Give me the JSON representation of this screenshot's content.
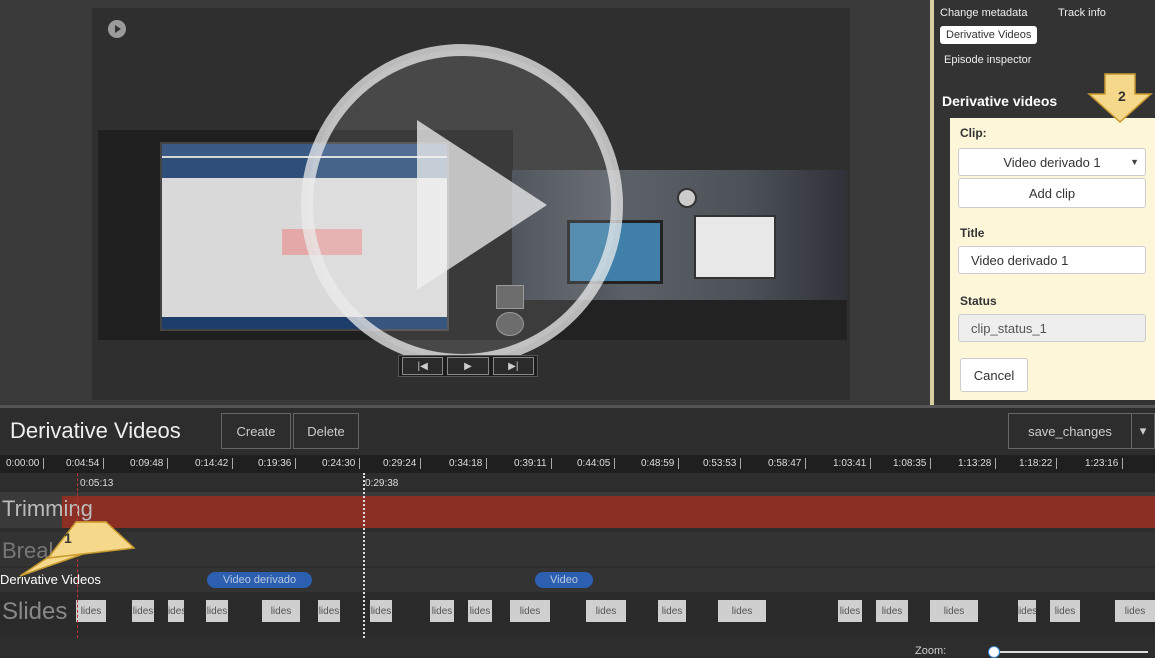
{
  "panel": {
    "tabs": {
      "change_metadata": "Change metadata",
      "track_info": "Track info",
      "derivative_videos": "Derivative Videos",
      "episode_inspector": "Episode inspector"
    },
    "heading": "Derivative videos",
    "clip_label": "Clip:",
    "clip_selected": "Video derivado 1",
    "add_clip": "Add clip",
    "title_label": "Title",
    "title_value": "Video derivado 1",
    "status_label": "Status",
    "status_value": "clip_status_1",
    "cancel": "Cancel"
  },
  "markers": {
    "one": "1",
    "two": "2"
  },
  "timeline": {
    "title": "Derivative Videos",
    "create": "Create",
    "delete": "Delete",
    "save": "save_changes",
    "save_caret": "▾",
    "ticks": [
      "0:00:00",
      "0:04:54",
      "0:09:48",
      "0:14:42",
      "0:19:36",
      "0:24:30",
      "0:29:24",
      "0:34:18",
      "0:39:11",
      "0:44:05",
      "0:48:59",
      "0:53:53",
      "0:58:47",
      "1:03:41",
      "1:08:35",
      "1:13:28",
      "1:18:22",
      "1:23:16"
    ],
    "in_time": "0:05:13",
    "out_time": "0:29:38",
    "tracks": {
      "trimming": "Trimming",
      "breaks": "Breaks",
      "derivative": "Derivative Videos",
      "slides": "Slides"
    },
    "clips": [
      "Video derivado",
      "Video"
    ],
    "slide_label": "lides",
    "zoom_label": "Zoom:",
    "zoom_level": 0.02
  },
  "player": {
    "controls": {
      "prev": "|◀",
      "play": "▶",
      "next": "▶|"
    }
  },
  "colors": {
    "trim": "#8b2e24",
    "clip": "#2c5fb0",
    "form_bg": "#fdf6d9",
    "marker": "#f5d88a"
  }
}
---
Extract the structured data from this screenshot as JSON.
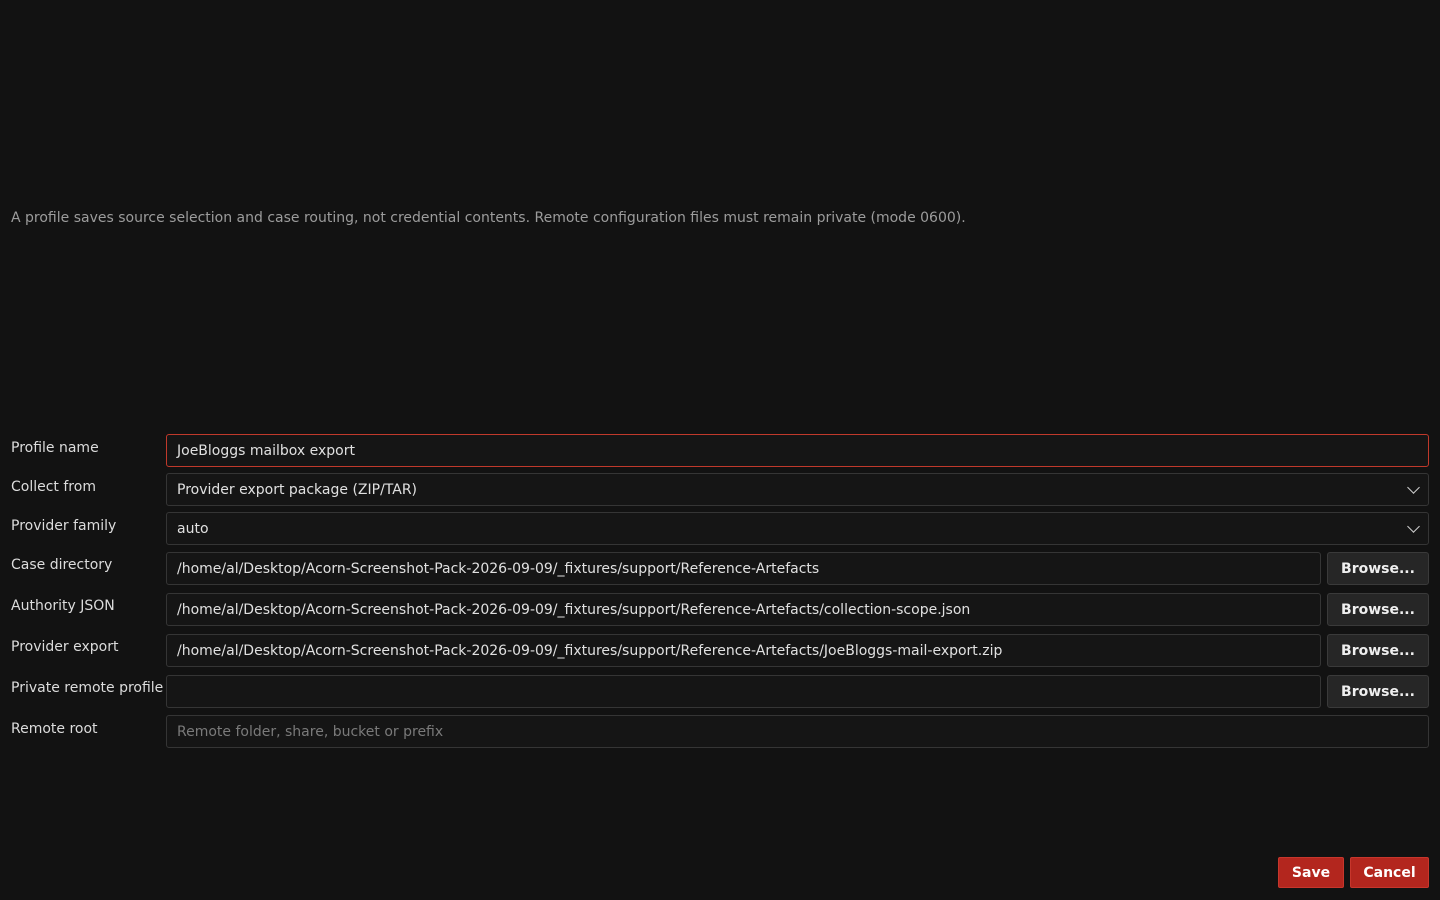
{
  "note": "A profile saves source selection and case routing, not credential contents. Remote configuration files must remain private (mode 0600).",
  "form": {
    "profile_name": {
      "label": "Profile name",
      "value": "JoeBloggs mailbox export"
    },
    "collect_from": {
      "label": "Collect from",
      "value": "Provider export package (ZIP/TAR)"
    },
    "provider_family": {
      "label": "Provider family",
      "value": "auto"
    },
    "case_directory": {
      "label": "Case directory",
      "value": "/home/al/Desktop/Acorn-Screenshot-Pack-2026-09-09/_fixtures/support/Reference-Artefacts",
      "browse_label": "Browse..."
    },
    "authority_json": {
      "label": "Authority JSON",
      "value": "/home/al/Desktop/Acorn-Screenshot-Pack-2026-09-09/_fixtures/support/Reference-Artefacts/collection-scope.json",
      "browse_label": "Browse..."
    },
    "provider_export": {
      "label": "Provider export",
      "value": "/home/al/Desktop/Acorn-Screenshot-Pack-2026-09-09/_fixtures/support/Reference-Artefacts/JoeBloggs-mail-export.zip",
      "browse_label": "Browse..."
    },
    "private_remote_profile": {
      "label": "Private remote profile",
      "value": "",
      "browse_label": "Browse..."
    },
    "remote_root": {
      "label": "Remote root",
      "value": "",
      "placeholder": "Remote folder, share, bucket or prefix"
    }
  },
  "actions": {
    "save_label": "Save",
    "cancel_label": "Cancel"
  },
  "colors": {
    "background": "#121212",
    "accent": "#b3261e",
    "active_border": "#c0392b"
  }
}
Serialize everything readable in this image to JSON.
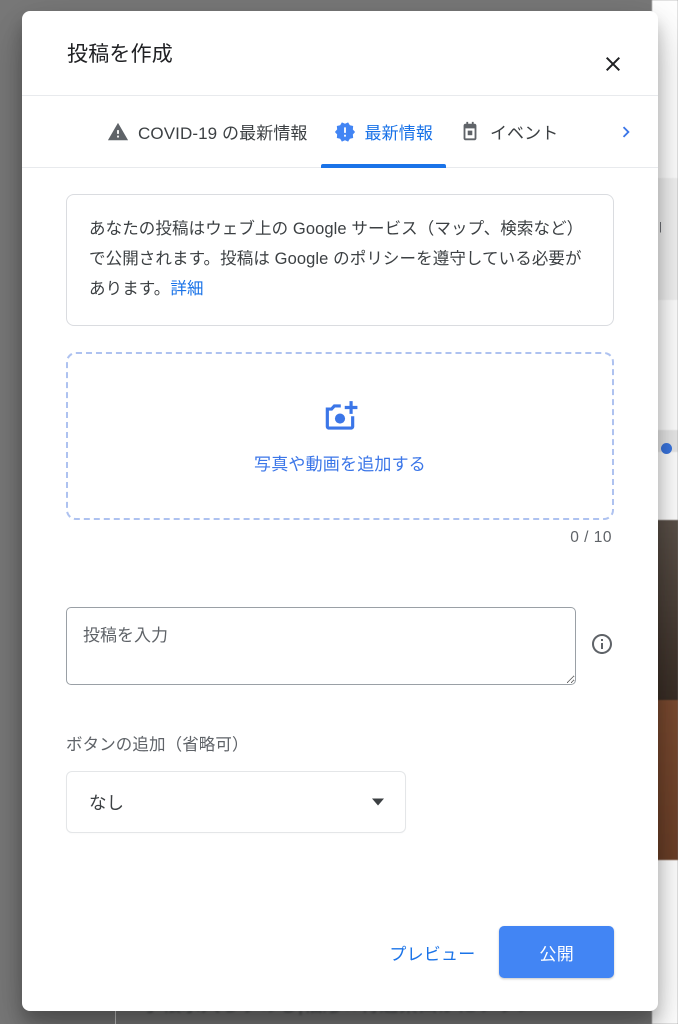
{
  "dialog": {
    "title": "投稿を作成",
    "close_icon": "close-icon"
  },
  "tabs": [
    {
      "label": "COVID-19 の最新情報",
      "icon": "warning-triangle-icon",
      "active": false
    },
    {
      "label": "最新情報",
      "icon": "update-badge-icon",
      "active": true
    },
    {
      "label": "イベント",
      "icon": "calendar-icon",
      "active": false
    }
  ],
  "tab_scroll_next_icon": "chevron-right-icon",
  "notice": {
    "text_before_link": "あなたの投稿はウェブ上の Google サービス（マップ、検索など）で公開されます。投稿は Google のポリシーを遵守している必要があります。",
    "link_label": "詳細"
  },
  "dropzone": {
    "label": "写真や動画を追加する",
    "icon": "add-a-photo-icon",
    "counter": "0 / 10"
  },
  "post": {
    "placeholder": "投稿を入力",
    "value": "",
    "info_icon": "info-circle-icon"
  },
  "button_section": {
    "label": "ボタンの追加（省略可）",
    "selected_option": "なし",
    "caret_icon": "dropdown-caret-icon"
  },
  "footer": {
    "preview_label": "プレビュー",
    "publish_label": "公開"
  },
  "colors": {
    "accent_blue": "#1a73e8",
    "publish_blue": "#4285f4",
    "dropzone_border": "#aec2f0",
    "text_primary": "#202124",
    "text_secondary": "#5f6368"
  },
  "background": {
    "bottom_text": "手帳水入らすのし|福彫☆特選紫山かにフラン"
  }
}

◆ Task objective: From the data above, copy each line that has the string "Reference".

◆ Expected answer:
      "value": "/home/al/Desktop/Acorn-Screenshot-Pack-2026-09-09/_fixtures/support/Reference-Artefacts",
      "value": "/home/al/Desktop/Acorn-Screenshot-Pack-2026-09-09/_fixtures/support/Reference-Artefacts/collection-scope.json",
      "value": "/home/al/Desktop/Acorn-Screenshot-Pack-2026-09-09/_fixtures/support/Reference-Artefacts/JoeBloggs-mail-export.zip",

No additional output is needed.